** start RECORD EXCERPTS **

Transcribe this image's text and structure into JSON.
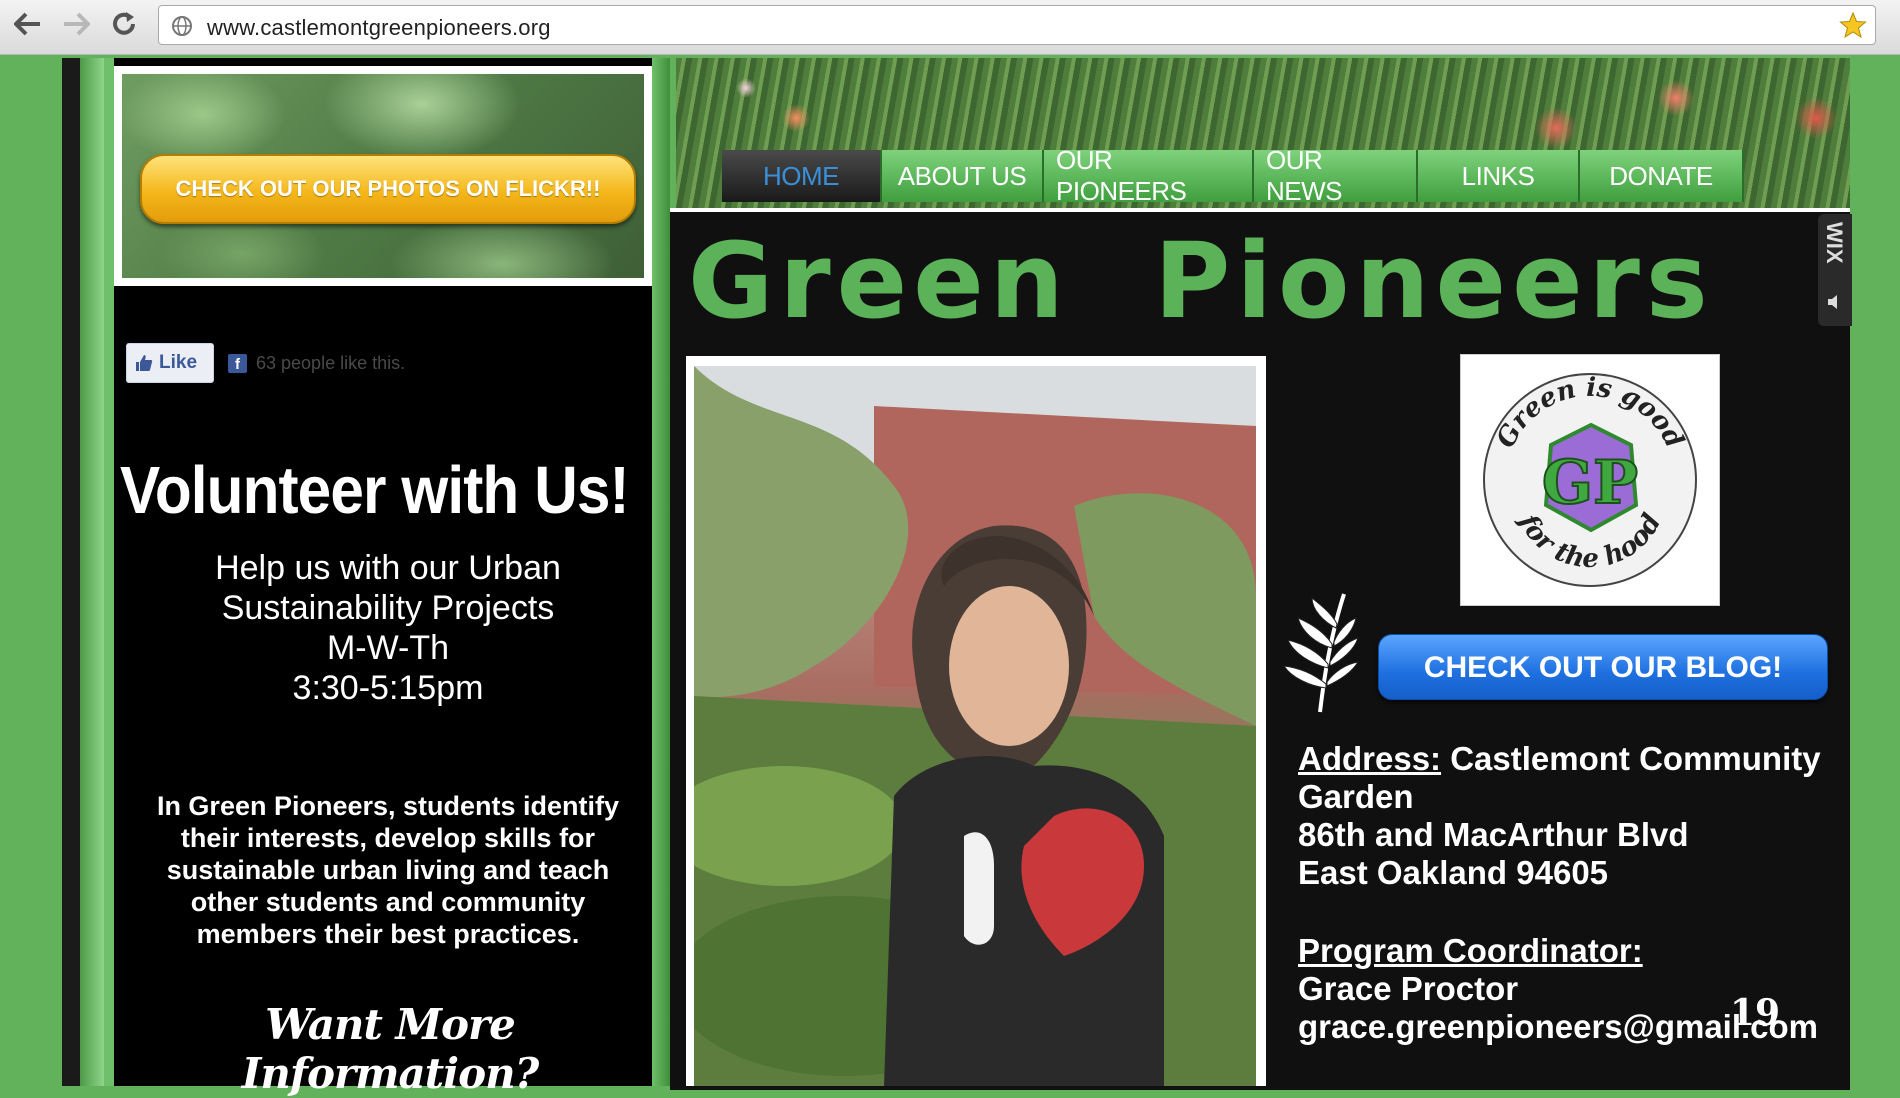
{
  "browser": {
    "url": "www.castlemontgreenpioneers.org"
  },
  "sidebar": {
    "flickr_button": "CHECK OUT OUR PHOTOS ON FLICKR!!",
    "like_button": "Like",
    "like_count": "63 people like this.",
    "volunteer_title": "Volunteer with Us!",
    "help_lines": [
      "Help us with our Urban",
      "Sustainability Projects",
      "M-W-Th",
      "3:30-5:15pm"
    ],
    "blurb": "In Green Pioneers, students identify their interests, develop skills for sustainable urban living and teach other students and community members their best practices.",
    "want_more": "Want More Information?"
  },
  "nav": {
    "items": [
      {
        "label": "HOME",
        "active": true
      },
      {
        "label": "ABOUT US",
        "active": false
      },
      {
        "label": "OUR PIONEERS",
        "active": false
      },
      {
        "label": "OUR NEWS",
        "active": false
      },
      {
        "label": "LINKS",
        "active": false
      },
      {
        "label": "DONATE",
        "active": false
      }
    ]
  },
  "main": {
    "title": "Green  Pioneers",
    "wix_badge": "WIX",
    "logo": {
      "top_text": "Green is good",
      "bottom_text": "for the hood",
      "monogram": "GP"
    },
    "blog_button": "CHECK OUT OUR BLOG!",
    "address_label": "Address:",
    "address_value": "Castlemont Community",
    "address_lines": [
      "Garden",
      "86th and MacArthur Blvd",
      "East Oakland 94605"
    ],
    "coordinator_label": "Program Coordinator:",
    "coordinator_name": "Grace Proctor",
    "coordinator_email": "grace.greenpioneers@gmail.com"
  },
  "slide_number": "19",
  "colors": {
    "page_green": "#62b25c",
    "title_green": "#5cb258",
    "nav_active_text": "#3b8fd8",
    "blog_blue": "#1e6fe0",
    "flickr_yellow": "#f4b71a"
  }
}
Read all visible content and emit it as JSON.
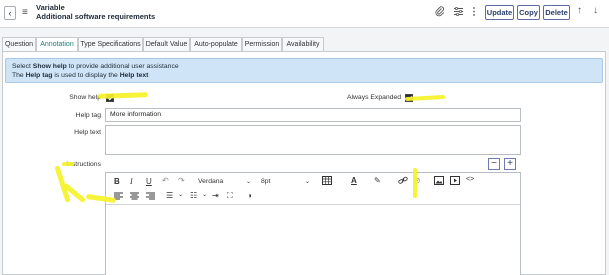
{
  "header": {
    "record_type": "Variable",
    "record_name": "Additional software requirements",
    "buttons": {
      "update": "Update",
      "copy": "Copy",
      "delete": "Delete"
    }
  },
  "tabs": [
    {
      "label": "Question"
    },
    {
      "label": "Annotation"
    },
    {
      "label": "Type Specifications"
    },
    {
      "label": "Default Value"
    },
    {
      "label": "Auto-populate"
    },
    {
      "label": "Permission"
    },
    {
      "label": "Availability"
    }
  ],
  "info": {
    "line1_pre": "Select ",
    "line1_bold": "Show help",
    "line1_post": " to provide additional user assistance",
    "line2_pre": "The ",
    "line2_bold1": "Help tag",
    "line2_mid": " is used to display the ",
    "line2_bold2": "Help text"
  },
  "form": {
    "show_help_label": "Show help",
    "show_help_checked": true,
    "always_expanded_label": "Always Expanded",
    "always_expanded_checked": true,
    "help_tag_label": "Help tag",
    "help_tag_value": "More information",
    "help_text_label": "Help text",
    "help_text_value": "",
    "instructions_label": "Instructions"
  },
  "editor": {
    "bold": "B",
    "italic": "I",
    "underline": "U",
    "font_family": "Verdana",
    "font_size": "8pt"
  },
  "colors": {
    "accent": "#1d7f73",
    "info_bg": "#cfe5f7",
    "highlight": "#f5f228"
  }
}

** end RECORD EXCERPTS **

(CHALLENGE)
Show all lines from the listing above in which "this" appears.

(WORKED SOLUTION)
Transcribe this image's text and structure into JSON.
    "like_count": "63 people like this.",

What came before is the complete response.